Work instructions:
Write out all of the data without omission, exactly as shown.

_ _ _ _ _

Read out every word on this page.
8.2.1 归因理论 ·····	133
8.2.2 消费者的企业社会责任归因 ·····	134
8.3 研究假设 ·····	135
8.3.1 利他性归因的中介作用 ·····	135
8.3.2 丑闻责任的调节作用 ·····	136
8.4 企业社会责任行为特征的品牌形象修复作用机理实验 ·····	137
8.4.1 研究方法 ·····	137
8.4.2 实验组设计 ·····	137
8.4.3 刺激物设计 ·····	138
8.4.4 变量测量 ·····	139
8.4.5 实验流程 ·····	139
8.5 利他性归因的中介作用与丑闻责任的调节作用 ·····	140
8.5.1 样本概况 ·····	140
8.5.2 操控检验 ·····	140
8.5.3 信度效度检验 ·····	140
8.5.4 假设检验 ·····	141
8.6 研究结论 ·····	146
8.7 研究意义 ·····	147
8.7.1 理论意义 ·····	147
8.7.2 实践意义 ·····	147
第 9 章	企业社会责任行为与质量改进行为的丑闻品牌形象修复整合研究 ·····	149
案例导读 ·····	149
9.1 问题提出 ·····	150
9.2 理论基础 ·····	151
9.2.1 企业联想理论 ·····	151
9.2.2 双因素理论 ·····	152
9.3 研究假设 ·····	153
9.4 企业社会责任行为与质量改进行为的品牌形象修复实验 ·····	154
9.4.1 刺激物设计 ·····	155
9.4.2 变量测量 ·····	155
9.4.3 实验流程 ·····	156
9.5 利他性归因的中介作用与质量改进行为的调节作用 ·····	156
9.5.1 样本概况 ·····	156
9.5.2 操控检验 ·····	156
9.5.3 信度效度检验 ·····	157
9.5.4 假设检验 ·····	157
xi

_ _ _ _ _

Written response:
Read out every word on this page.
8.2.1 归因理论 ·····	133
8.2.2 消费者的企业社会责任归因 ·····	134
8.3 研究假设 ·····	135
8.3.1 利他性归因的中介作用 ·····	135
8.3.2 丑闻责任的调节作用 ·····	136
8.4 企业社会责任行为特征的品牌形象修复作用机理实验 ·····	137
8.4.1 研究方法 ·····	137
8.4.2 实验组设计 ·····	137
8.4.3 刺激物设计 ·····	138
8.4.4 变量测量 ·····	139
8.4.5 实验流程 ·····	139
8.5 利他性归因的中介作用与丑闻责任的调节作用 ·····	140
8.5.1 样本概况 ·····	140
8.5.2 操控检验 ·····	140
8.5.3 信度效度检验 ·····	140
8.5.4 假设检验 ·····	141
8.6 研究结论 ·····	146
8.7 研究意义 ·····	147
8.7.1 理论意义 ·····	147
8.7.2 实践意义 ·····	147
第 9 章	企业社会责任行为与质量改进行为的丑闻品牌形象修复整合研究 ·····	149
案例导读 ·····	149
9.1 问题提出 ·····	150
9.2 理论基础 ·····	151
9.2.1 企业联想理论 ·····	151
9.2.2 双因素理论 ·····	152
9.3 研究假设 ·····	153
9.4 企业社会责任行为与质量改进行为的品牌形象修复实验 ·····	154
9.4.1 刺激物设计 ·····	155
9.4.2 变量测量 ·····	155
9.4.3 实验流程 ·····	156
9.5 利他性归因的中介作用与质量改进行为的调节作用 ·····	156
9.5.1 样本概况 ·····	156
9.5.2 操控检验 ·····	156
9.5.3 信度效度检验 ·····	157
9.5.4 假设检验 ·····	157
xi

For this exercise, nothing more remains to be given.